-- start --
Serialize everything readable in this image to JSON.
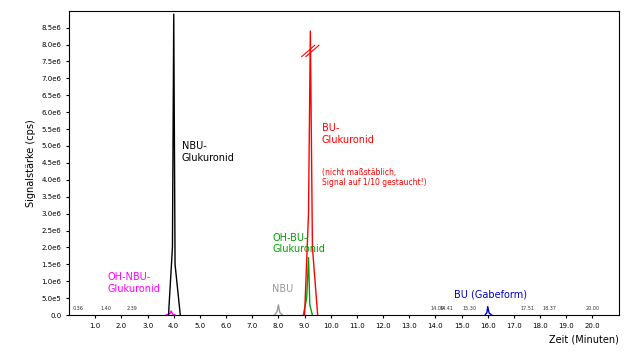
{
  "chart_data": {
    "type": "line",
    "y_label": "Signalstärke (cps)",
    "x_label": "Zeit (Minuten)",
    "xlim": [
      0,
      21
    ],
    "ylim": [
      0,
      9000000
    ],
    "xticks": [
      {
        "value": 1,
        "label": "1.0"
      },
      {
        "value": 2,
        "label": "2.0"
      },
      {
        "value": 3,
        "label": "3.0"
      },
      {
        "value": 4,
        "label": "4.0"
      },
      {
        "value": 5,
        "label": "5.0"
      },
      {
        "value": 6,
        "label": "6.0"
      },
      {
        "value": 7,
        "label": "7.0"
      },
      {
        "value": 8,
        "label": "8.0"
      },
      {
        "value": 9,
        "label": "9.0"
      },
      {
        "value": 10,
        "label": "10.0"
      },
      {
        "value": 11,
        "label": "11.0"
      },
      {
        "value": 12,
        "label": "12.0"
      },
      {
        "value": 13,
        "label": "13.0"
      },
      {
        "value": 14,
        "label": "14.0"
      },
      {
        "value": 15,
        "label": "15.0"
      },
      {
        "value": 16,
        "label": "16.0"
      },
      {
        "value": 17,
        "label": "17.0"
      },
      {
        "value": 18,
        "label": "18.0"
      },
      {
        "value": 19,
        "label": "19.0"
      },
      {
        "value": 20,
        "label": "20.0"
      }
    ],
    "yticks": [
      {
        "value": 0,
        "label": "0.0"
      },
      {
        "value": 500000,
        "label": "5.0e5"
      },
      {
        "value": 1000000,
        "label": "1.0e6"
      },
      {
        "value": 1500000,
        "label": "1.5e6"
      },
      {
        "value": 2000000,
        "label": "2.0e6"
      },
      {
        "value": 2500000,
        "label": "2.5e6"
      },
      {
        "value": 3000000,
        "label": "3.0e6"
      },
      {
        "value": 3500000,
        "label": "3.5e6"
      },
      {
        "value": 4000000,
        "label": "4.0e6"
      },
      {
        "value": 4500000,
        "label": "4.5e6"
      },
      {
        "value": 5000000,
        "label": "5.0e6"
      },
      {
        "value": 5500000,
        "label": "5.5e6"
      },
      {
        "value": 6000000,
        "label": "6.0e6"
      },
      {
        "value": 6500000,
        "label": "6.5e6"
      },
      {
        "value": 7000000,
        "label": "7.0e6"
      },
      {
        "value": 7500000,
        "label": "7.5e6"
      },
      {
        "value": 8000000,
        "label": "8.0e6"
      },
      {
        "value": 8500000,
        "label": "8.5e6"
      }
    ],
    "series": [
      {
        "name": "OH-NBU-\nGlukuronid",
        "color": "#ff00ff",
        "x": [
          3.7,
          3.85,
          3.9,
          3.95,
          4.05
        ],
        "values": [
          0,
          40000,
          120000,
          30000,
          0
        ]
      },
      {
        "name": "NBU-\nGlukuronid",
        "color": "#000000",
        "x": [
          3.8,
          3.95,
          4.0,
          4.05,
          4.25
        ],
        "values": [
          0,
          2000000,
          8900000,
          1500000,
          0
        ]
      },
      {
        "name": "NBU",
        "color": "#999999",
        "x": [
          7.85,
          7.95,
          8.0,
          8.05,
          8.15
        ],
        "values": [
          0,
          100000,
          300000,
          80000,
          0
        ]
      },
      {
        "name": "OH-BU-\nGlukuronid",
        "color": "#00a000",
        "x": [
          8.95,
          9.08,
          9.15,
          9.2,
          9.3
        ],
        "values": [
          0,
          500000,
          1700000,
          300000,
          0
        ]
      },
      {
        "name": "BU-\nGlukuronid",
        "color": "#ff0000",
        "x": [
          9.0,
          9.15,
          9.22,
          9.3,
          9.5
        ],
        "values": [
          0,
          3000000,
          8400000,
          2000000,
          0
        ]
      },
      {
        "name": "BU (Gabeform)",
        "color": "#0000cc",
        "x": [
          15.9,
          15.97,
          16.0,
          16.05,
          16.15
        ],
        "values": [
          0,
          80000,
          250000,
          60000,
          0
        ]
      }
    ],
    "annotations": [
      {
        "text": "(nicht maßstäblich,\nSignal auf 1/10 gestaucht!)",
        "color": "#ff0000"
      }
    ],
    "peak_labels": [
      {
        "value": 0.36,
        "label": "0.36"
      },
      {
        "value": 1.4,
        "label": "1.40"
      },
      {
        "value": 2.39,
        "label": "2.39"
      },
      {
        "value": 14.09,
        "label": "14.09"
      },
      {
        "value": 14.41,
        "label": "14.41"
      },
      {
        "value": 15.3,
        "label": "15.30"
      },
      {
        "value": 17.51,
        "label": "17.51"
      },
      {
        "value": 18.37,
        "label": "18.37"
      },
      {
        "value": 20.0,
        "label": "20.00"
      }
    ],
    "grid": false
  }
}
-- end --
# EXERCISE REQUIREMENTS
Count how many lines include the string "nGlukuronid". Nothing but the number is needed.

# WORKED ANSWER
4